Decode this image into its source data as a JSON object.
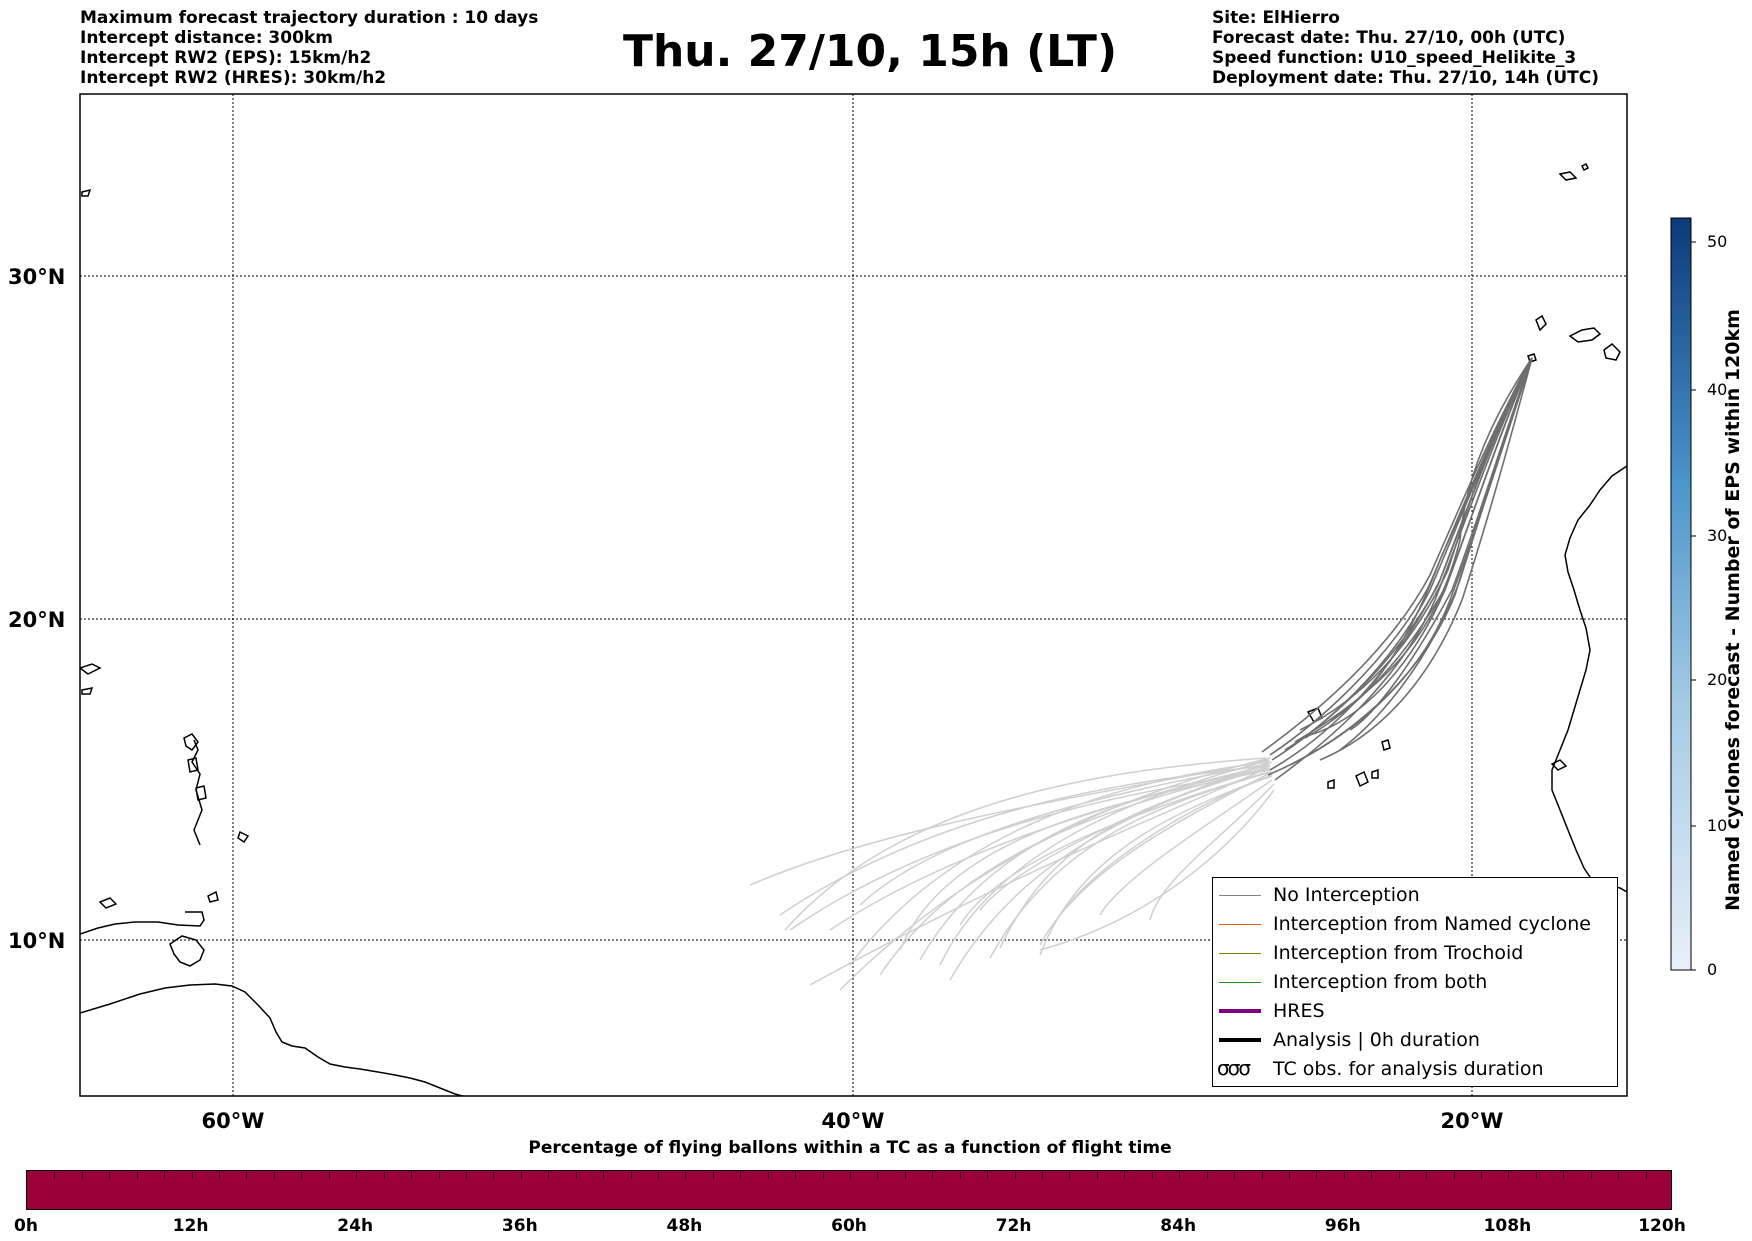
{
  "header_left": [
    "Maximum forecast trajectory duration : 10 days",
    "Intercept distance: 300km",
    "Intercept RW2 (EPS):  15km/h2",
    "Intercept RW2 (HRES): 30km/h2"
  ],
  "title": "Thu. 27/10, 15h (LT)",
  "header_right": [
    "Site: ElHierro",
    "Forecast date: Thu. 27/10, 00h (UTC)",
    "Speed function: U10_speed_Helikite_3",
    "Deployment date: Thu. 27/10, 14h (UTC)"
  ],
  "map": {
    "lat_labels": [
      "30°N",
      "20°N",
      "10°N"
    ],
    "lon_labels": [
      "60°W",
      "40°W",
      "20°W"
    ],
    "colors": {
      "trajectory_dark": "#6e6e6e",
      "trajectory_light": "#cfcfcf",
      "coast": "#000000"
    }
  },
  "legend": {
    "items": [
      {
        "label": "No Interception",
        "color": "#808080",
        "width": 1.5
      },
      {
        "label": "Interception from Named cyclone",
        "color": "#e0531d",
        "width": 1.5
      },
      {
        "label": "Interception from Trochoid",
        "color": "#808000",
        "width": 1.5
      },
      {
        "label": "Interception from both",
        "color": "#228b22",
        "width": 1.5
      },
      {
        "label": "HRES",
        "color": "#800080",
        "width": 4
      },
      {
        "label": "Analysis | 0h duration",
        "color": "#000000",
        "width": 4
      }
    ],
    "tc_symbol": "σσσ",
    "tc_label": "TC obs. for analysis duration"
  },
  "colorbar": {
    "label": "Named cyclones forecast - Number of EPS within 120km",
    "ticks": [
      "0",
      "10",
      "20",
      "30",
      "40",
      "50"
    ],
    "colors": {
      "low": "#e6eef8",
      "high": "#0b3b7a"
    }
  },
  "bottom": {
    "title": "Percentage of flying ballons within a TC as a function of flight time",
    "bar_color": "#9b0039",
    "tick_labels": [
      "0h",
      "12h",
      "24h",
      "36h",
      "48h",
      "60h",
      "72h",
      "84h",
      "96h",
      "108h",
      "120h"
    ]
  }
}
---
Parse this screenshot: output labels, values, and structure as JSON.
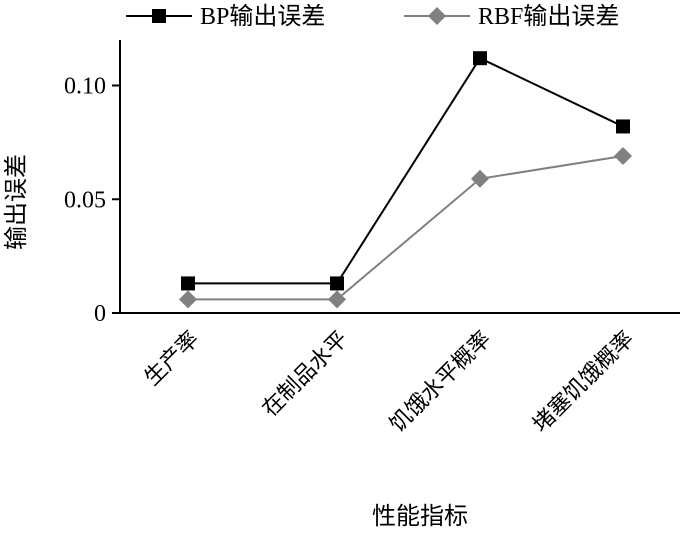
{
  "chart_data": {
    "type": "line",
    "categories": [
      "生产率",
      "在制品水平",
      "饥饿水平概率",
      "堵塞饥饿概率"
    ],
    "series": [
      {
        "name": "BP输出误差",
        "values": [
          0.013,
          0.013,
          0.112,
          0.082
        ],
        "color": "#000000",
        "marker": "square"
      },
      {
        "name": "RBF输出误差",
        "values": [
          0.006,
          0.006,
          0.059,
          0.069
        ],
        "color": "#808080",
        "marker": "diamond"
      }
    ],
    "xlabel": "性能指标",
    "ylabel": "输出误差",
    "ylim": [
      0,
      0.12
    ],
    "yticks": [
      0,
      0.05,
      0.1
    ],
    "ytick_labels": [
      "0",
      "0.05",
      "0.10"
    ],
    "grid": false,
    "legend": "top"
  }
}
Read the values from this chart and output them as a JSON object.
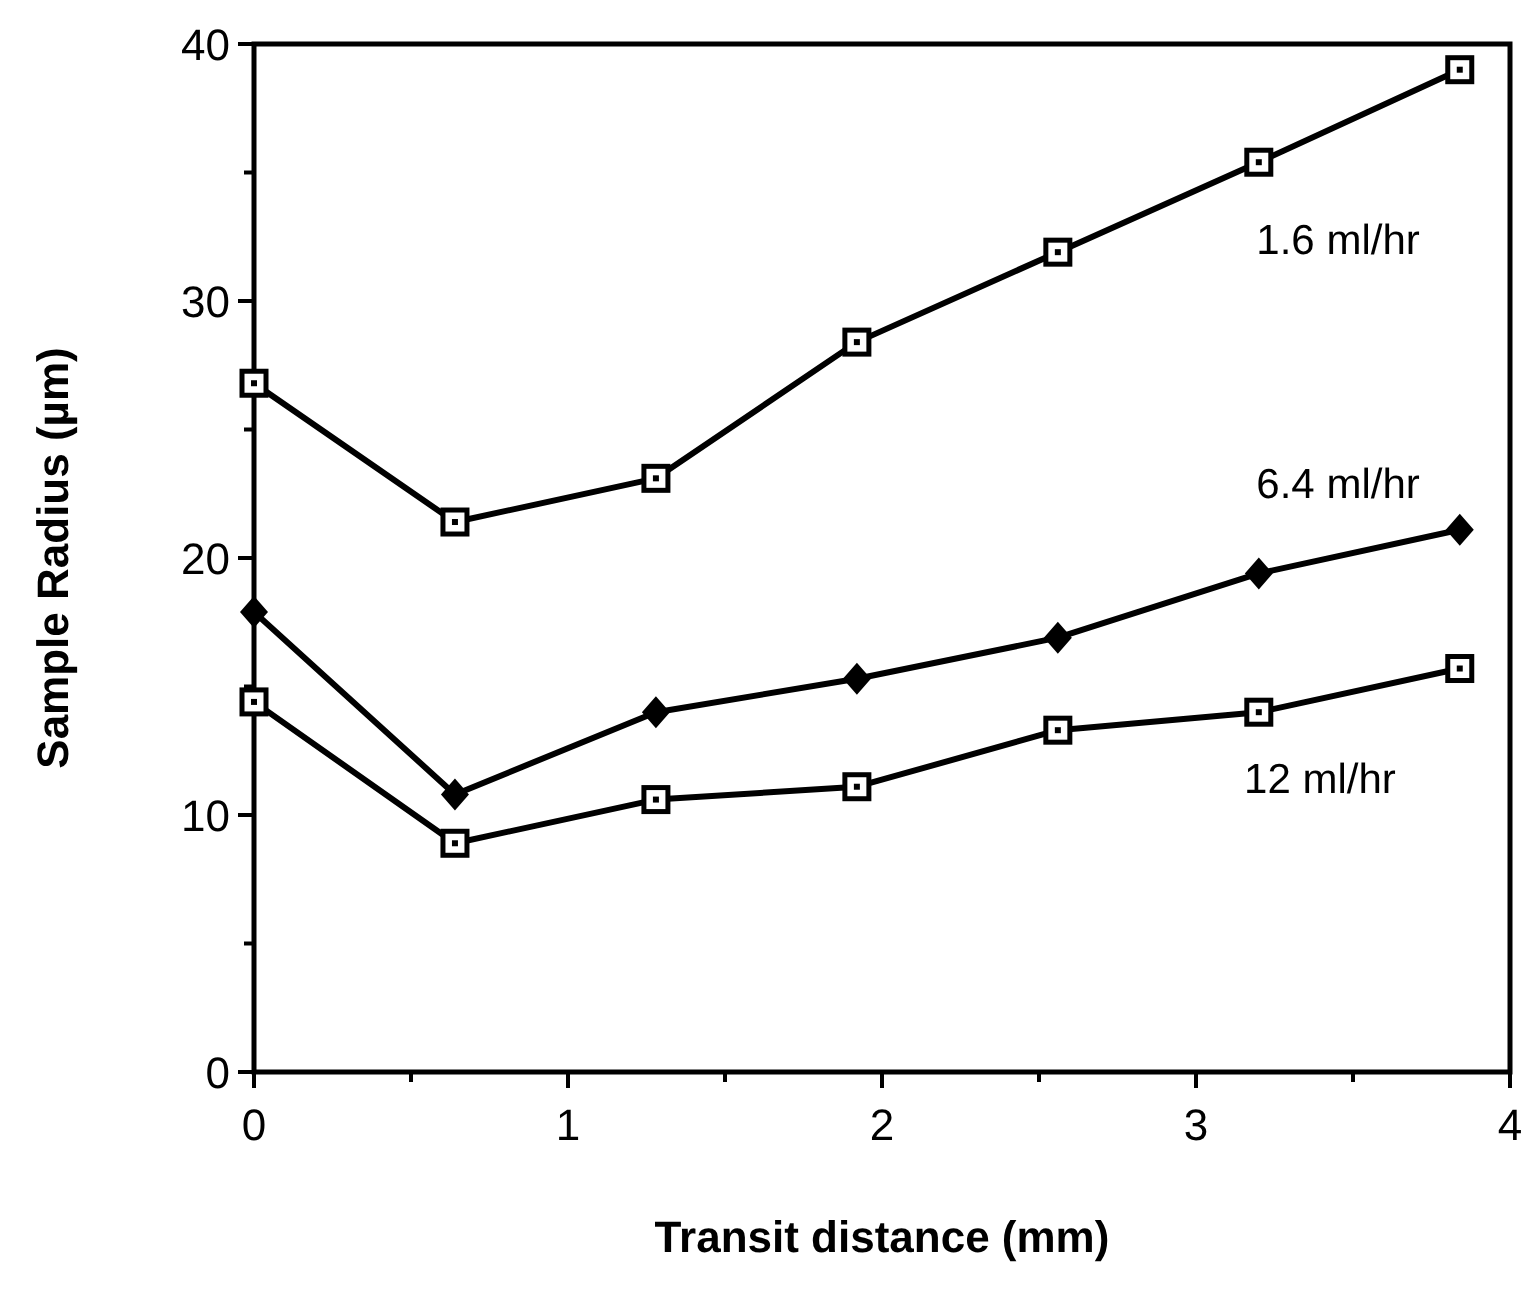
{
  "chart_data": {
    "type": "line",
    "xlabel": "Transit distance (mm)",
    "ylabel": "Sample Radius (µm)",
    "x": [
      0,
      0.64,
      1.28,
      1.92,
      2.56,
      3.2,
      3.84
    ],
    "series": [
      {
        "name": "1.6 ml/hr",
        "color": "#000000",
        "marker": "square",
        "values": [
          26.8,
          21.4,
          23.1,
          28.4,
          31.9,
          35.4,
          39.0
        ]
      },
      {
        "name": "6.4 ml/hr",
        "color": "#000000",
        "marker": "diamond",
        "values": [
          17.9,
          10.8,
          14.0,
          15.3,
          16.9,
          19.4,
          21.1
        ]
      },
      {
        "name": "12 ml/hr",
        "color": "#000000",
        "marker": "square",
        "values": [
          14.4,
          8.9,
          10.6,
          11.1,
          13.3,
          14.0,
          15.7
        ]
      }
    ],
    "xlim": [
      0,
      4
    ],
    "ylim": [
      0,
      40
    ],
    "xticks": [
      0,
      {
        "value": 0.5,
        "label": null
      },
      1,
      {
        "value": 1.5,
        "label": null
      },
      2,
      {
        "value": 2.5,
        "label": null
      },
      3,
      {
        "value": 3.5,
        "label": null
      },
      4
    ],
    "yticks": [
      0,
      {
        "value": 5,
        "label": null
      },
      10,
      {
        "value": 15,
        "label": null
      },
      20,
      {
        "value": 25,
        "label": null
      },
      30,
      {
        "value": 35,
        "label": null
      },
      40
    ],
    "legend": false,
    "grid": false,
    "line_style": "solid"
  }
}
---
Go through the preceding material and copy each line that has the word "title".

:: Complete response ::
  "title": "Thu. 27/10, 15h (LT)",
    "title": "Percentage of flying ballons within a TC as a function of flight time",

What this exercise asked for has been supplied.